**Written problem:**
Bring together all lines of the material below that contain the string "style".
--- START OF Entries shown ---
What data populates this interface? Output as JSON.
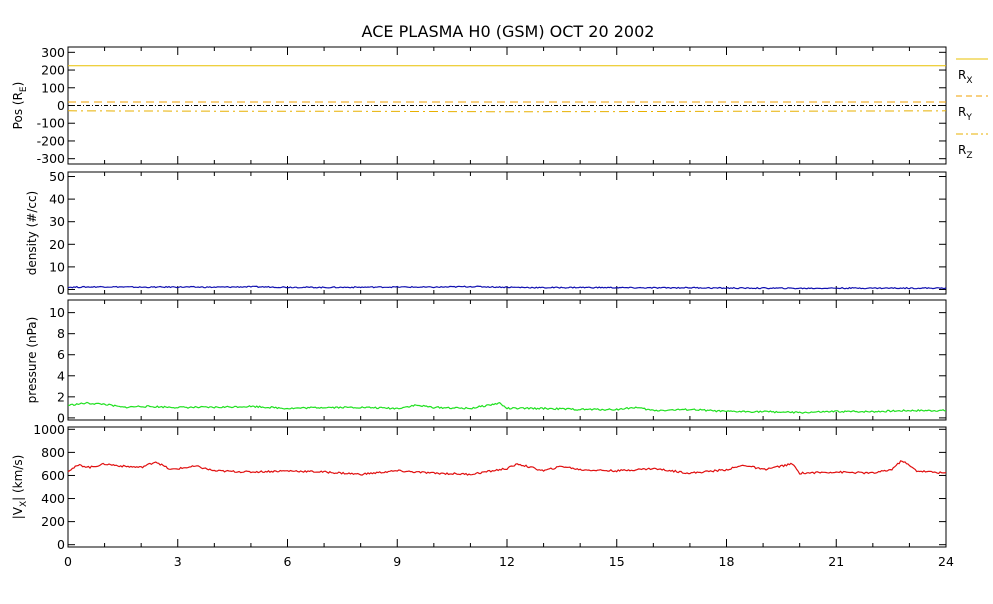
{
  "title": "ACE PLASMA H0 (GSM)   OCT 20 2002",
  "colors": {
    "axes": "#000000",
    "rx": "#e8c000",
    "ry": "#f0a000",
    "rz": "#e8b000",
    "density": "#1010b0",
    "pressure": "#20e020",
    "vx": "#e01010"
  },
  "x_axis": {
    "range": [
      0,
      24
    ],
    "ticks": [
      0,
      3,
      6,
      9,
      12,
      15,
      18,
      21,
      24
    ],
    "tick_labels": [
      "0",
      "3",
      "6",
      "9",
      "12",
      "15",
      "18",
      "21",
      "24"
    ]
  },
  "chart_data": [
    {
      "type": "line",
      "panel": "position",
      "ylabel_main": "Pos (R",
      "ylabel_sub": "E",
      "ylabel_end": ")",
      "ylim": [
        -330,
        330
      ],
      "yticks": [
        -300,
        -200,
        -100,
        0,
        100,
        200,
        300
      ],
      "ytick_labels": [
        "-300",
        "-200",
        "-100",
        "0",
        "100",
        "200",
        "300"
      ],
      "zero_line": true,
      "legend_placement": "right",
      "series": [
        {
          "name": "R",
          "sub": "X",
          "style": "solid",
          "x": [
            0,
            24
          ],
          "y": [
            224,
            224
          ]
        },
        {
          "name": "R",
          "sub": "Y",
          "style": "dashed",
          "x": [
            0,
            24
          ],
          "y": [
            20,
            20
          ]
        },
        {
          "name": "R",
          "sub": "Z",
          "style": "dashdot",
          "x": [
            0,
            4,
            8,
            12,
            16,
            20,
            24
          ],
          "y": [
            -30,
            -32,
            -33,
            -35,
            -34,
            -32,
            -30
          ]
        }
      ]
    },
    {
      "type": "line",
      "panel": "density",
      "ylabel": "density (#/cc)",
      "ylim": [
        -2,
        52
      ],
      "yticks": [
        0,
        10,
        20,
        30,
        40,
        50
      ],
      "ytick_labels": [
        "0",
        "10",
        "20",
        "30",
        "40",
        "50"
      ],
      "series": [
        {
          "x": [
            0,
            1,
            2,
            3,
            4,
            5,
            6,
            7,
            8,
            9,
            10,
            11,
            12,
            13,
            14,
            15,
            16,
            17,
            18,
            19,
            20,
            21,
            22,
            23,
            24
          ],
          "y": [
            1.0,
            1.2,
            1.0,
            1.1,
            1.0,
            1.2,
            1.0,
            0.9,
            1.0,
            1.1,
            1.0,
            1.3,
            1.0,
            0.8,
            0.9,
            0.8,
            0.7,
            0.8,
            0.6,
            0.6,
            0.5,
            0.6,
            0.6,
            0.6,
            0.6
          ]
        }
      ]
    },
    {
      "type": "line",
      "panel": "pressure",
      "ylabel": "pressure (nPa)",
      "ylim": [
        -0.2,
        11.2
      ],
      "yticks": [
        0,
        2,
        4,
        6,
        8,
        10
      ],
      "ytick_labels": [
        "0",
        "2",
        "4",
        "6",
        "8",
        "10"
      ],
      "series": [
        {
          "x": [
            0,
            0.5,
            1,
            1.5,
            2,
            3,
            4,
            5,
            6,
            7,
            8,
            9,
            9.5,
            10,
            11,
            11.8,
            12,
            13,
            14,
            15,
            15.5,
            16,
            17,
            18,
            19,
            20,
            21,
            22,
            23,
            24
          ],
          "y": [
            1.2,
            1.4,
            1.3,
            1.0,
            1.1,
            1.0,
            1.0,
            1.1,
            0.9,
            1.0,
            1.0,
            0.9,
            1.2,
            1.0,
            0.9,
            1.4,
            0.9,
            0.9,
            0.8,
            0.8,
            1.0,
            0.7,
            0.8,
            0.6,
            0.6,
            0.5,
            0.6,
            0.6,
            0.7,
            0.7
          ]
        }
      ]
    },
    {
      "type": "line",
      "panel": "vx",
      "ylabel_main": "|V",
      "ylabel_sub": "X",
      "ylabel_end": "| (km/s)",
      "ylim": [
        -20,
        1020
      ],
      "yticks": [
        0,
        200,
        400,
        600,
        800,
        1000
      ],
      "ytick_labels": [
        "0",
        "200",
        "400",
        "600",
        "800",
        "1000"
      ],
      "series": [
        {
          "x": [
            0,
            0.3,
            0.6,
            1.0,
            1.5,
            2.0,
            2.4,
            2.8,
            3.5,
            4.0,
            5.0,
            6.0,
            7.0,
            8.0,
            9.0,
            10.0,
            11.0,
            12.0,
            12.3,
            13.0,
            13.5,
            14.0,
            15.0,
            16.0,
            17.0,
            18.0,
            18.5,
            19.0,
            19.8,
            20.0,
            21.0,
            22.0,
            22.5,
            22.8,
            23.2,
            24.0
          ],
          "y": [
            640,
            690,
            670,
            700,
            680,
            670,
            720,
            650,
            680,
            640,
            630,
            640,
            630,
            610,
            640,
            620,
            610,
            660,
            700,
            640,
            680,
            650,
            640,
            660,
            620,
            650,
            690,
            650,
            700,
            620,
            630,
            620,
            650,
            730,
            640,
            620
          ]
        }
      ]
    }
  ]
}
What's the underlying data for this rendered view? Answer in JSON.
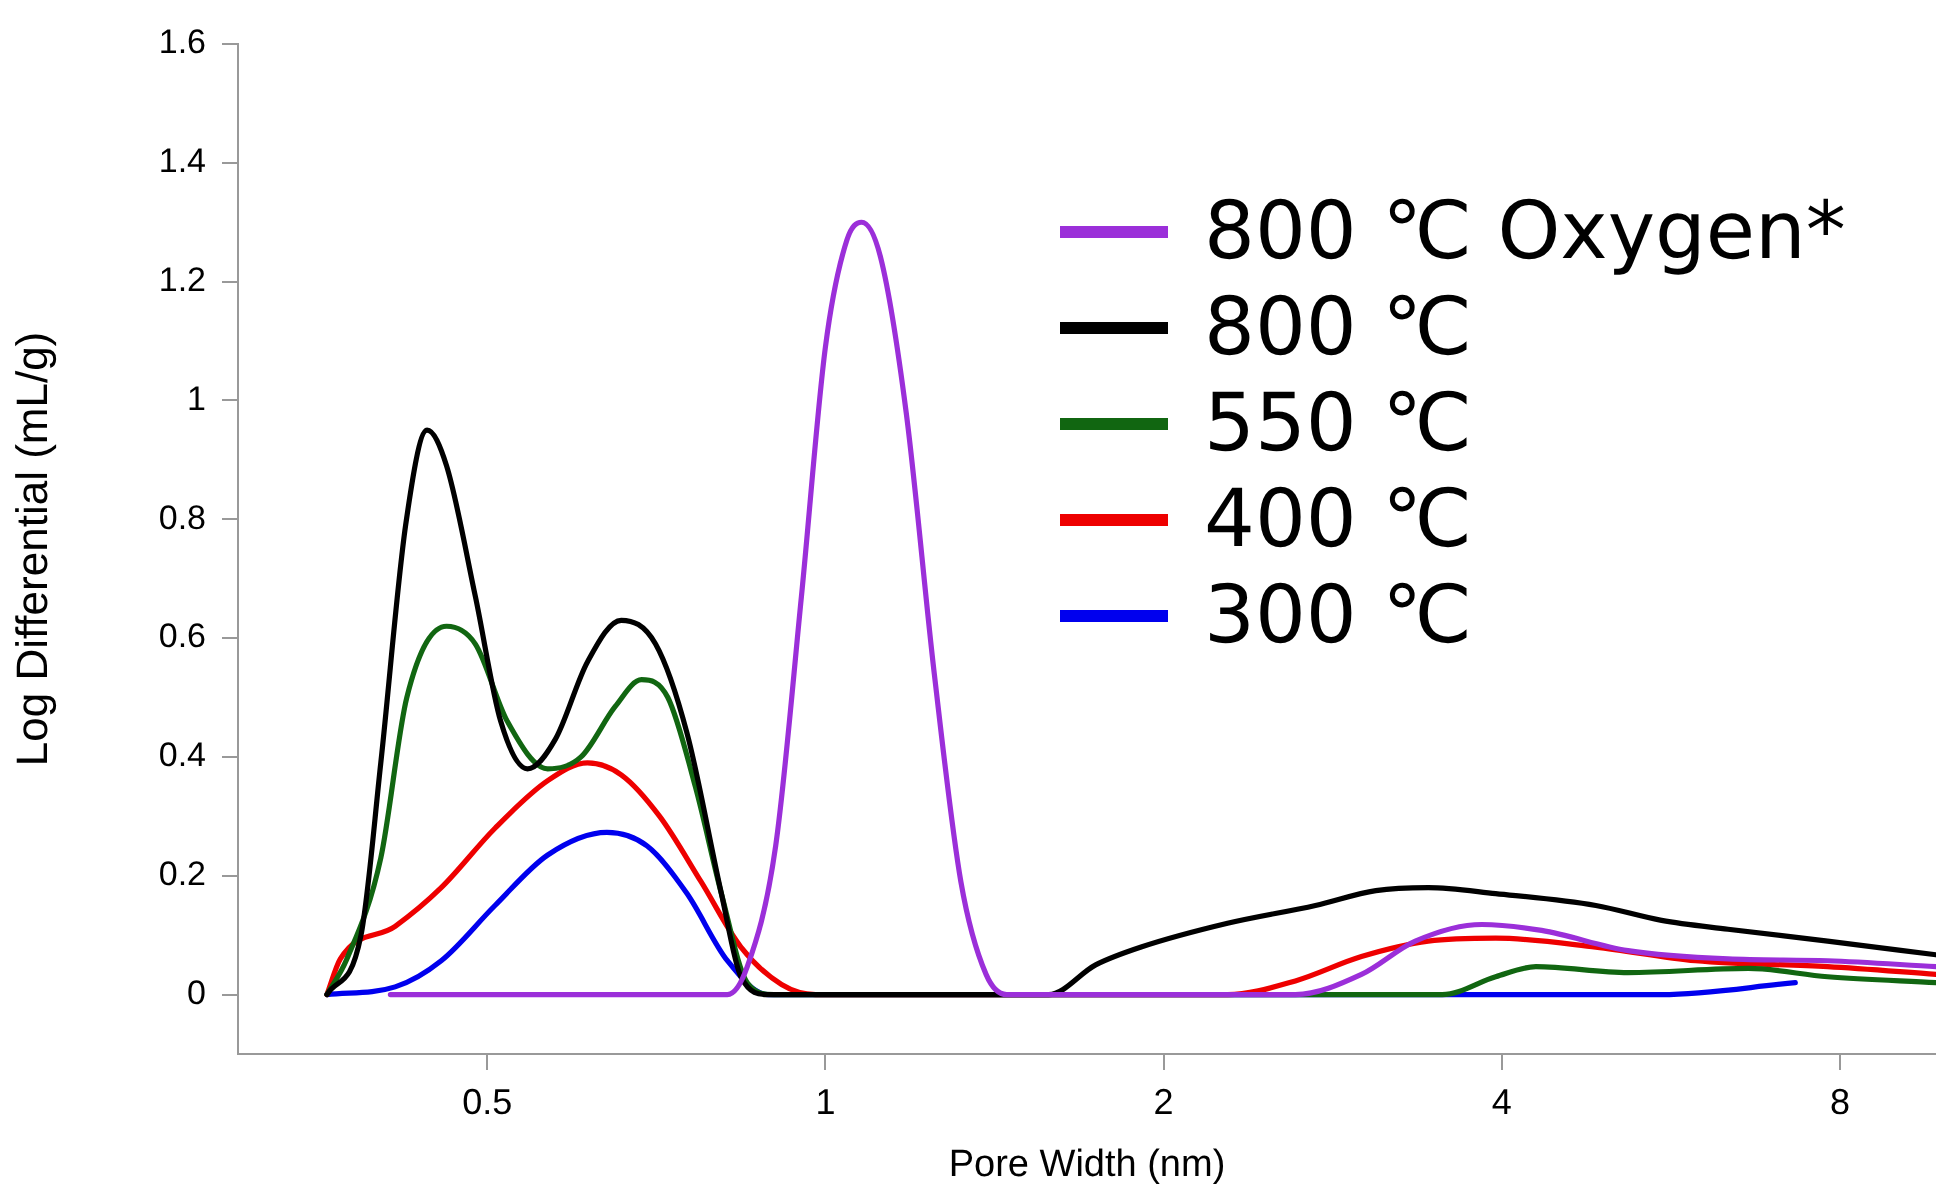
--- END OF Entries shown ---
**Right answer:**
          "style": "solid",
          "style": "dashed",
          "style": "dashdot",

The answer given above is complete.